* [AIM] Return all lines below containing the word "东风日产皮卡".

* [DATA RECORDS]
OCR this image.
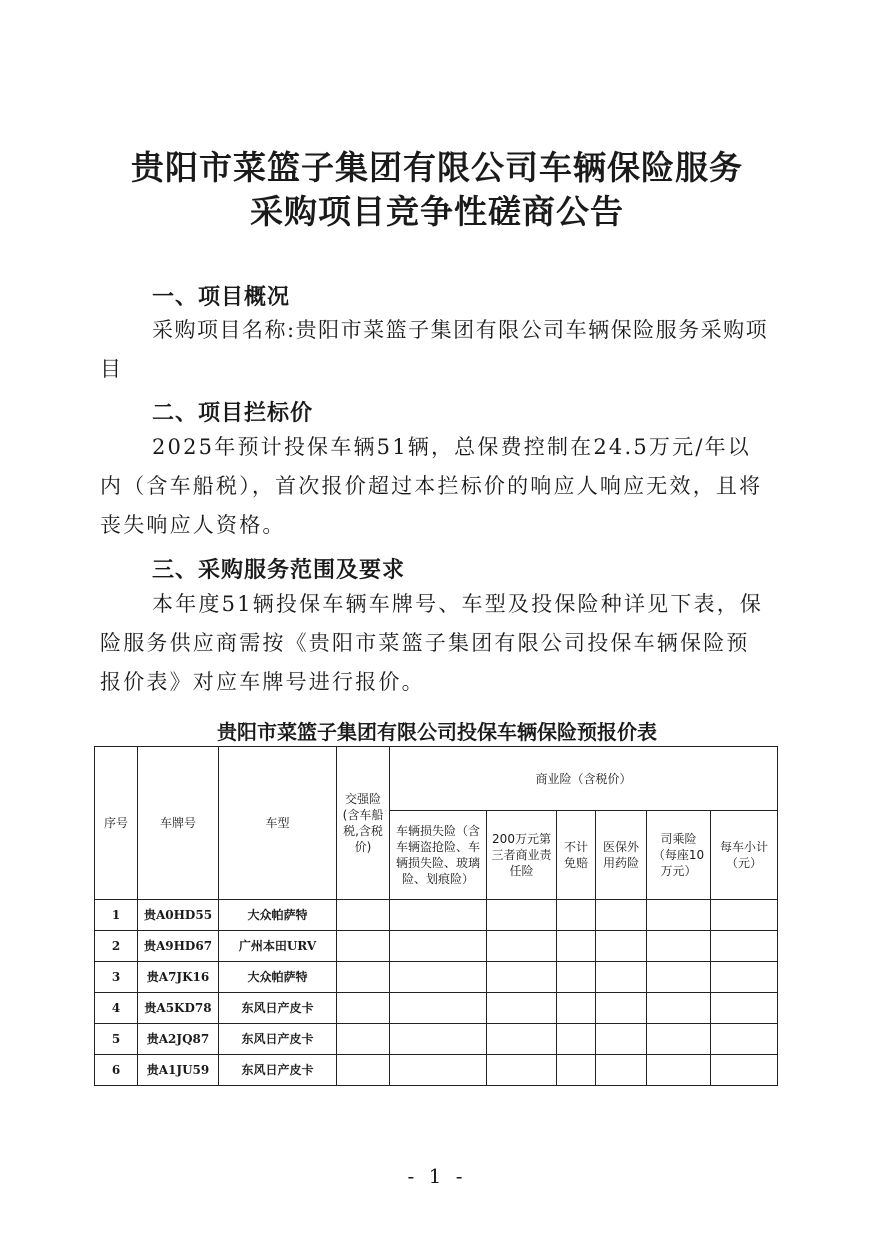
贵阳市菜篮子集团有限公司车辆保险服务
采购项目竞争性磋商公告
一、项目概况

采购项目名称:贵阳市菜篮子集团有限公司车辆保险服务采购项目

二、项目拦标价

2025年预计投保车辆51辆，总保费控制在24.5万元/年以内（含车船税），首次报价超过本拦标价的响应人响应无效，且将丧失响应人资格。

三、采购服务范围及要求

本年度51辆投保车辆车牌号、车型及投保险种详见下表，保险服务供应商需按《贵阳市菜篮子集团有限公司投保车辆保险预报价表》对应车牌号进行报价。

贵阳市菜篮子集团有限公司投保车辆保险预报价表
序号	车牌号	车型	交强险(含车船税,含税价)	商业险（含税价）					
				车辆损失险（含车辆盗抢险、车辆损失险、玻璃险、划痕险）	200万元第三者商业责任险	不计免赔	医保外用药险	司乘险（每座10万元）	每车小计（元）
1	贵A0HD55	大众帕萨特							
2	贵A9HD67	广州本田URV							
3	贵A7JK16	大众帕萨特							
4	贵A5KD78	东风日产皮卡							
5	贵A2JQ87	东风日产皮卡							
6	贵A1JU59	东风日产皮卡							
- 1 -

* [RESULT BELOW]
4	贵A5KD78	东风日产皮卡							
5	贵A2JQ87	东风日产皮卡							
6	贵A1JU59	东风日产皮卡							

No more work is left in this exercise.